--- Start of Stored data ---
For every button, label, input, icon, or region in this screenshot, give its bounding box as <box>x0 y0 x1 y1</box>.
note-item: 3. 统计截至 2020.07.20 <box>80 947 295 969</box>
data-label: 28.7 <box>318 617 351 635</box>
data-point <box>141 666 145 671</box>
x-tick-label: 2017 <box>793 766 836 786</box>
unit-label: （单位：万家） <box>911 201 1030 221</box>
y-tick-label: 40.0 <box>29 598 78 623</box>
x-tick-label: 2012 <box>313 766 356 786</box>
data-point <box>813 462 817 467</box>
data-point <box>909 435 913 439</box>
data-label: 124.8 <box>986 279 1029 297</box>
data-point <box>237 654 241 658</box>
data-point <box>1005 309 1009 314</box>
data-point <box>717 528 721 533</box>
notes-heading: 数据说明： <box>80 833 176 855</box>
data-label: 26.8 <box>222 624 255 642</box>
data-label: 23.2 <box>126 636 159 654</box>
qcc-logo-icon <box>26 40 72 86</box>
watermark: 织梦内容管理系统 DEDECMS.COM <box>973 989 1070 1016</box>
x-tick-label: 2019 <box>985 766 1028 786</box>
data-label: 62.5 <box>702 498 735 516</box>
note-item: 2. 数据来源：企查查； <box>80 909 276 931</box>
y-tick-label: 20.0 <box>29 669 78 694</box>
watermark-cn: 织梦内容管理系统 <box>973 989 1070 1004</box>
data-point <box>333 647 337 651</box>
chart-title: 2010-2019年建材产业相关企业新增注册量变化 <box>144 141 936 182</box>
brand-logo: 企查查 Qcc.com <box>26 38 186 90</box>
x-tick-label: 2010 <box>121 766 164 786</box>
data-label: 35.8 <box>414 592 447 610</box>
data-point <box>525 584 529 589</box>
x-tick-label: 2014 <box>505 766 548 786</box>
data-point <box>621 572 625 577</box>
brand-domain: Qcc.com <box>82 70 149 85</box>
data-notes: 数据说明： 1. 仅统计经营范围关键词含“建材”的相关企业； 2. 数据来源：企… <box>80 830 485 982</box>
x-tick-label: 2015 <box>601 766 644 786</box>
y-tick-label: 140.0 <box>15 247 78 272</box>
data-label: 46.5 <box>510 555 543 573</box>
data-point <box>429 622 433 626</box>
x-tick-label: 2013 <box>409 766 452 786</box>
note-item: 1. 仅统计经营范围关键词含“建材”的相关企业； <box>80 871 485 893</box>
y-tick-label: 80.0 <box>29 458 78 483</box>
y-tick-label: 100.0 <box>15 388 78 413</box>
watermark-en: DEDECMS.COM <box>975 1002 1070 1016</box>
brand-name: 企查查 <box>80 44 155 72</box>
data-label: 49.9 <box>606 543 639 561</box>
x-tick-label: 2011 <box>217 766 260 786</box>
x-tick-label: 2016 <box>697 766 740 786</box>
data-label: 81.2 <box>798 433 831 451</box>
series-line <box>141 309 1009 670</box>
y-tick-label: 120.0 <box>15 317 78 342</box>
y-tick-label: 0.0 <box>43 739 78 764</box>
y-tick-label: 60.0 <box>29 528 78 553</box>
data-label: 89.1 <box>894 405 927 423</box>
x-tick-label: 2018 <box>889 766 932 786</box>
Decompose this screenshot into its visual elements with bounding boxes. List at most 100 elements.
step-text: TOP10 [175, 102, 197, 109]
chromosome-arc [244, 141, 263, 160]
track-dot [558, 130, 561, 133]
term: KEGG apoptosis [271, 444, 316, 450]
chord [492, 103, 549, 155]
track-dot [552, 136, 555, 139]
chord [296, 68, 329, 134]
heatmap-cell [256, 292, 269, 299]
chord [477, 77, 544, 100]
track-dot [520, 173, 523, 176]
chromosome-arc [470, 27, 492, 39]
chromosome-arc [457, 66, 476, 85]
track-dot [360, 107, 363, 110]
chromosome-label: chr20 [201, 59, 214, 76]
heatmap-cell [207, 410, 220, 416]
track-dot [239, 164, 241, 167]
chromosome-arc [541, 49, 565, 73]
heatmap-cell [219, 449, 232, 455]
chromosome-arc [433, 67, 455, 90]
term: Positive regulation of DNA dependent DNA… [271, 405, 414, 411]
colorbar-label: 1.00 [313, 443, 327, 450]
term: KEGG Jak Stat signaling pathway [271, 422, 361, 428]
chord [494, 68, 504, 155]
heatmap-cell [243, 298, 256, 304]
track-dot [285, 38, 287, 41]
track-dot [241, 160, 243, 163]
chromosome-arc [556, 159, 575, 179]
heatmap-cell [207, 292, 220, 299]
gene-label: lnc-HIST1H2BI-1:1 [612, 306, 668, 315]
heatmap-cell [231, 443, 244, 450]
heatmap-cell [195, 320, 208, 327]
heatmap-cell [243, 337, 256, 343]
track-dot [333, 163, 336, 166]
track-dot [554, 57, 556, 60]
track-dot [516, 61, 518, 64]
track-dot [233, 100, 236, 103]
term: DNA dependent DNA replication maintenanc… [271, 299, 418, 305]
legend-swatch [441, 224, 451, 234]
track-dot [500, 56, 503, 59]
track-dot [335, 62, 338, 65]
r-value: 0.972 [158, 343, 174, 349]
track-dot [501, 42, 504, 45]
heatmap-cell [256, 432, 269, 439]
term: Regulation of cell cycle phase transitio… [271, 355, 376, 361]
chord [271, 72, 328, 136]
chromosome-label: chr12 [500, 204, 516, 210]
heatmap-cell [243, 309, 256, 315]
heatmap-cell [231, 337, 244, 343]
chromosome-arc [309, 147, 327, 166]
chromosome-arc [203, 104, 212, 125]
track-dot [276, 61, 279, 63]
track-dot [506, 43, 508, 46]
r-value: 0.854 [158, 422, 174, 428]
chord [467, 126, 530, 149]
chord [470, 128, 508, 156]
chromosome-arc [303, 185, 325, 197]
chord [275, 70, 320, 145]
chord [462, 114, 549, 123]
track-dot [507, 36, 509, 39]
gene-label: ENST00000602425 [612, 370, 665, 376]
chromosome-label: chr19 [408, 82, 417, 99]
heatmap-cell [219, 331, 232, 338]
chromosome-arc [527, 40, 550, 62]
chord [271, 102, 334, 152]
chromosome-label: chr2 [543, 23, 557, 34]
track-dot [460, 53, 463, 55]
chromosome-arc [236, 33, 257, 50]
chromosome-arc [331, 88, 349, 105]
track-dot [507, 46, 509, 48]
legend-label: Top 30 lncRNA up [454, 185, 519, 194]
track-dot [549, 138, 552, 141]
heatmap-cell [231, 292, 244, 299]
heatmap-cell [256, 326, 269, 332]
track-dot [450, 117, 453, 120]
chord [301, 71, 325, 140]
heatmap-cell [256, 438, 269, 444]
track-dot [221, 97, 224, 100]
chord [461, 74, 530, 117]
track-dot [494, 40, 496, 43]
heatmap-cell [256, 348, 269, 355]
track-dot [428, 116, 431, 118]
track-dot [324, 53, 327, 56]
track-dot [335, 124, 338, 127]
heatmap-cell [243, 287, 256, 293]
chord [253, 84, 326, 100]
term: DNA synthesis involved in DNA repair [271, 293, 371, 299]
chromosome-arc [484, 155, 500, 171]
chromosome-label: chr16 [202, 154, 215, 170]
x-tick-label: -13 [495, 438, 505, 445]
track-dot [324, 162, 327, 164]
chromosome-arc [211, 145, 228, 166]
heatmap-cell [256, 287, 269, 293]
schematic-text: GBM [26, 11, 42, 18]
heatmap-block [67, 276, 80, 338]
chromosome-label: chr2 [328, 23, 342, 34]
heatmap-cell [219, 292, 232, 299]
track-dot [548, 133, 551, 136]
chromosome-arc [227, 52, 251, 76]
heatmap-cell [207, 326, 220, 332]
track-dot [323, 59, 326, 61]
--- End of Stored data ---
* _Given request_: Reproduce the lines from the start of the records through the line containing "unit-label: （单位：万家） <box>911", substituting "value-label" for "data-label" and leaving everything else unchanged.

* _Exercise response_:
For every button, label, input, icon, or region in this screenshot, give its bounding box as <box>x0 y0 x1 y1</box>.
note-item: 3. 统计截至 2020.07.20 <box>80 947 295 969</box>
value-label: 28.7 <box>318 617 351 635</box>
data-point <box>141 666 145 671</box>
x-tick-label: 2017 <box>793 766 836 786</box>
unit-label: （单位：万家） <box>911 201 1030 221</box>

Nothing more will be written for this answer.